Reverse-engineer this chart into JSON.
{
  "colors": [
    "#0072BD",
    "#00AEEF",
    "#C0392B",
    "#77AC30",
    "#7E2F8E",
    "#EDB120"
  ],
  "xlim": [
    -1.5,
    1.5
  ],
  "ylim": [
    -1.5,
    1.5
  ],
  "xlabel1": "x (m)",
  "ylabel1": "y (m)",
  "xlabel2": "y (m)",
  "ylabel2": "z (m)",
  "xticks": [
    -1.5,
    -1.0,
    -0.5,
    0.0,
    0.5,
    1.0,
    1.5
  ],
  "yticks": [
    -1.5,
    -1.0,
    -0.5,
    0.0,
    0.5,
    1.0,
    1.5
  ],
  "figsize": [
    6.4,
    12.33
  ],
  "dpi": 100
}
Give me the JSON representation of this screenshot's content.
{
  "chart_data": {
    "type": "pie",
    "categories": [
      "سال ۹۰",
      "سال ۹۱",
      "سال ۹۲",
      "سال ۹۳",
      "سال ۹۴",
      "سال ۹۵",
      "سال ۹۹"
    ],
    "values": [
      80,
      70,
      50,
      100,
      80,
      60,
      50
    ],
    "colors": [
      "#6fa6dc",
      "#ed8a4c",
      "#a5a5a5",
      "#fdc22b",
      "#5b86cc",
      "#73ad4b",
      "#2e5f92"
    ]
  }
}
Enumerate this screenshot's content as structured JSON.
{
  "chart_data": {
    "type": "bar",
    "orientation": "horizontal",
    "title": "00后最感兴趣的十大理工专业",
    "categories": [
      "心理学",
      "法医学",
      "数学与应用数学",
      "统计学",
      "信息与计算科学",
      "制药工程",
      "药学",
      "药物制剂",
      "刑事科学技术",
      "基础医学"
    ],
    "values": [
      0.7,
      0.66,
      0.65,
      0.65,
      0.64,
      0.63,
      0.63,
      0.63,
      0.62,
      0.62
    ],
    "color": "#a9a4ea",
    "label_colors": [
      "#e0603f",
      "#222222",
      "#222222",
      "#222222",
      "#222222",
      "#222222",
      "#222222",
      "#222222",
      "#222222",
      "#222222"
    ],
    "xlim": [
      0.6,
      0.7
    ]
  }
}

******************************

Using the exact wording, write out all of the records.

Answer to the problem:
Reverse-engineer this chart into JSON.
{
  "colors": [
    "#0072BD",
    "#00AEEF",
    "#C0392B",
    "#77AC30",
    "#7E2F8E",
    "#EDB120"
  ],
  "xlim": [
    -1.5,
    1.5
  ],
  "ylim": [
    -1.5,
    1.5
  ],
  "xlabel1": "x (m)",
  "ylabel1": "y (m)",
  "xlabel2": "y (m)",
  "ylabel2": "z (m)",
  "xticks": [
    -1.5,
    -1.0,
    -0.5,
    0.0,
    0.5,
    1.0,
    1.5
  ],
  "yticks": [
    -1.5,
    -1.0,
    -0.5,
    0.0,
    0.5,
    1.0,
    1.5
  ],
  "figsize": [
    6.4,
    12.33
  ],
  "dpi": 100
}
Give me the JSON representation of this screenshot's content.
{
  "chart_data": {
    "type": "pie",
    "categories": [
      "سال ۹۰",
      "سال ۹۱",
      "سال ۹۲",
      "سال ۹۳",
      "سال ۹۴",
      "سال ۹۵",
      "سال ۹۹"
    ],
    "values": [
      80,
      70,
      50,
      100,
      80,
      60,
      50
    ],
    "colors": [
      "#6fa6dc",
      "#ed8a4c",
      "#a5a5a5",
      "#fdc22b",
      "#5b86cc",
      "#73ad4b",
      "#2e5f92"
    ]
  }
}
Enumerate this screenshot's content as structured JSON.
{
  "chart_data": {
    "type": "bar",
    "orientation": "horizontal",
    "title": "00后最感兴趣的十大理工专业",
    "categories": [
      "心理学",
      "法医学",
      "数学与应用数学",
      "统计学",
      "信息与计算科学",
      "制药工程",
      "药学",
      "药物制剂",
      "刑事科学技术",
      "基础医学"
    ],
    "values": [
      0.7,
      0.66,
      0.65,
      0.65,
      0.64,
      0.63,
      0.63,
      0.63,
      0.62,
      0.62
    ],
    "color": "#a9a4ea",
    "label_colors": [
      "#e0603f",
      "#222222",
      "#222222",
      "#222222",
      "#222222",
      "#222222",
      "#222222",
      "#222222",
      "#222222",
      "#222222"
    ],
    "xlim": [
      0.6,
      0.7
    ]
  }
}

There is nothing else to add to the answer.